EXERCISE GOAL >> Identify each line holding the string "launch" and copy it.
# Start of SUPPLIED MATERIAL
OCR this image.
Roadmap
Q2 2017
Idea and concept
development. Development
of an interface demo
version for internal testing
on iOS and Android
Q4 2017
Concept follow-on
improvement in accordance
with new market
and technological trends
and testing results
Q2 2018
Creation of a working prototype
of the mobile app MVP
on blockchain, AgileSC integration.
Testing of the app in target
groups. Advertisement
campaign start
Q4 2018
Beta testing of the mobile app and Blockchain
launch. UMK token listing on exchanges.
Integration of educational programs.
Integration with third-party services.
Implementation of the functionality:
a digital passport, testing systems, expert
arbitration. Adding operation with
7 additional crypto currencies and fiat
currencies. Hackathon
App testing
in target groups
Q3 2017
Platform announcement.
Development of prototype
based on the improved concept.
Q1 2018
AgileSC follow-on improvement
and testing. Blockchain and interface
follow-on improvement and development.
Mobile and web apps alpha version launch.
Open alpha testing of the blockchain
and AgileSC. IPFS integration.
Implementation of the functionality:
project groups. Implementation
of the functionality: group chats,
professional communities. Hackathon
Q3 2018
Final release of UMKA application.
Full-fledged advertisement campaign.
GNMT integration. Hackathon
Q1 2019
# End of SUPPLIED MATERIAL
# Start of SUPPLIED MATERIAL
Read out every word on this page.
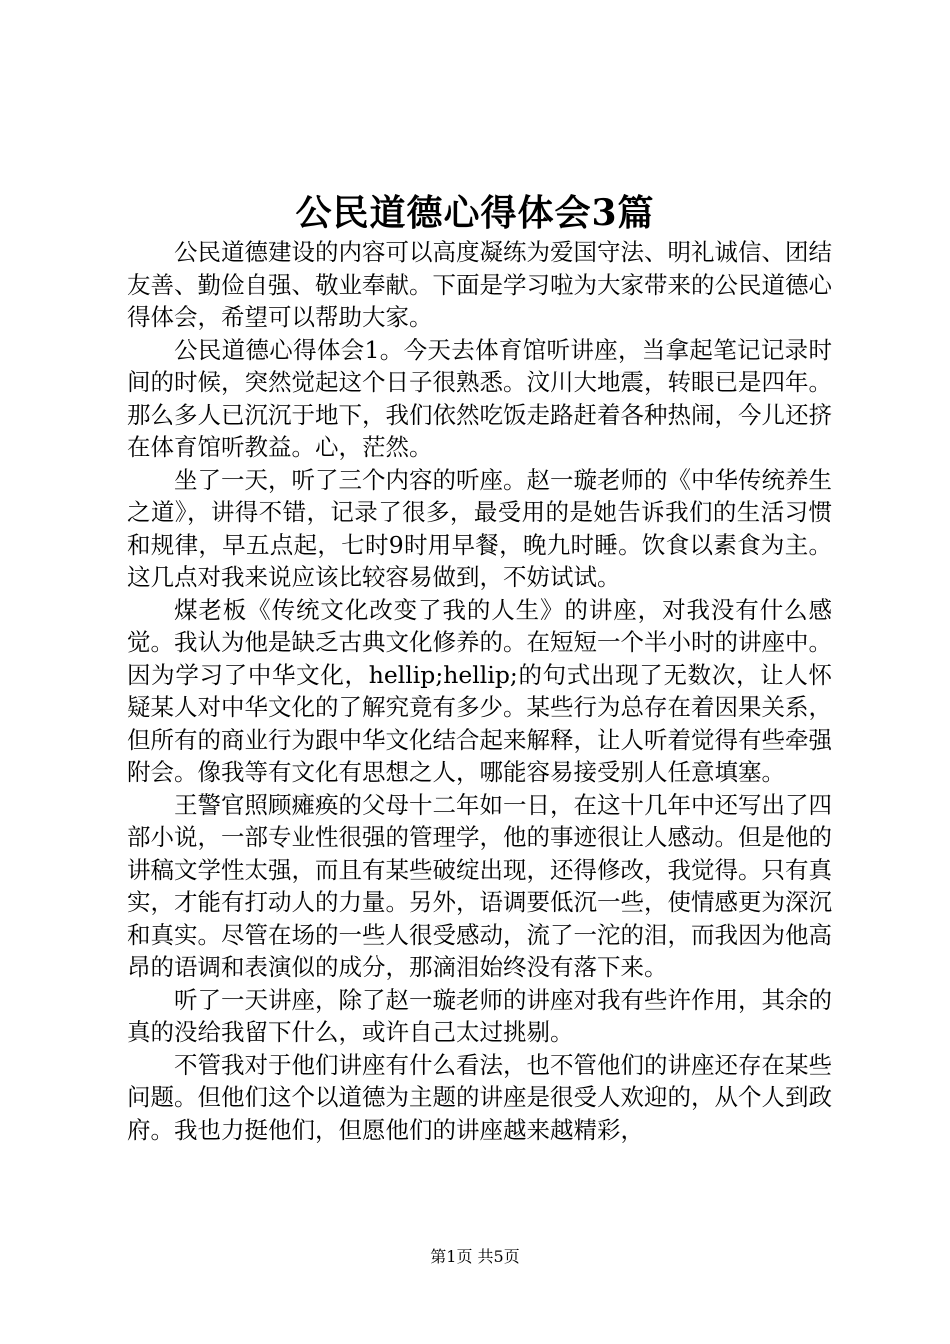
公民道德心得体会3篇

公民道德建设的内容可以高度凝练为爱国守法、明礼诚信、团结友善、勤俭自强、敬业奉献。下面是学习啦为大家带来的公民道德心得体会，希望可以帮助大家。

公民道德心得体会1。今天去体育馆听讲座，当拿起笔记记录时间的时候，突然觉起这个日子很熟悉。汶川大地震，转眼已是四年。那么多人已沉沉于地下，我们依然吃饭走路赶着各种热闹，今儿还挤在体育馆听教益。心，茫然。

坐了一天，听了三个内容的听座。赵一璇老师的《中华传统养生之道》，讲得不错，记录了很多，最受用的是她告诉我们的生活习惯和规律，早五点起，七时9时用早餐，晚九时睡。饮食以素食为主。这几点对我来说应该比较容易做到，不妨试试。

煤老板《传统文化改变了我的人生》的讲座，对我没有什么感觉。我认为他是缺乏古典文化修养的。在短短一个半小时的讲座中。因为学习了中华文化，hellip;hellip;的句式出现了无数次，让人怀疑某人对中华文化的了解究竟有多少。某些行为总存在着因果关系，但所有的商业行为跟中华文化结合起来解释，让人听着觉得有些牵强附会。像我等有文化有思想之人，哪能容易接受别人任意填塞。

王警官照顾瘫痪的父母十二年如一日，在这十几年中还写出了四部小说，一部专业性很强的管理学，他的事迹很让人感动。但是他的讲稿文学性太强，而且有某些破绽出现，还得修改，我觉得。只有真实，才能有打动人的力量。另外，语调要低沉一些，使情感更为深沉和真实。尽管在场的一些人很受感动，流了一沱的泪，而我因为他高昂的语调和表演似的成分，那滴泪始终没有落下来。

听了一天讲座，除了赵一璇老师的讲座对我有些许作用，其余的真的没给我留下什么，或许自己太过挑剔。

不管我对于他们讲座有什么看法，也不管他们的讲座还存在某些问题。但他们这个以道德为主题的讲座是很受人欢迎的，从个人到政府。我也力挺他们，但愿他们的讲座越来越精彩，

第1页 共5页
# End of SUPPLIED MATERIAL
# Start of SUPPLIED MATERIAL
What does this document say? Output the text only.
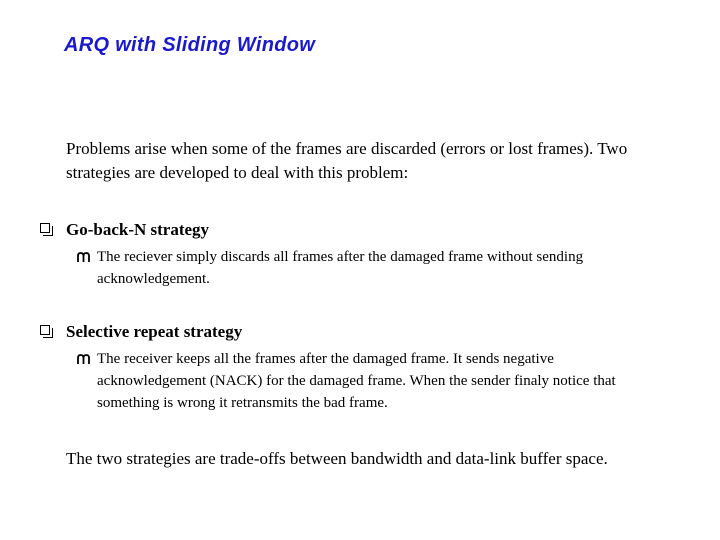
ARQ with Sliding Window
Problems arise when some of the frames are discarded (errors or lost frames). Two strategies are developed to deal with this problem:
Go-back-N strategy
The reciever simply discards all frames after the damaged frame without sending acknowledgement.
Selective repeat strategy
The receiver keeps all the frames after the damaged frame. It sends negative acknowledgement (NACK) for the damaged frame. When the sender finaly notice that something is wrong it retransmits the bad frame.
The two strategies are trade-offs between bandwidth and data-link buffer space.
# End of SUPPLIED MATERIAL
TASK RESPONSE >>
launch. UMK token listing on exchanges.
Mobile and web apps alpha version launch.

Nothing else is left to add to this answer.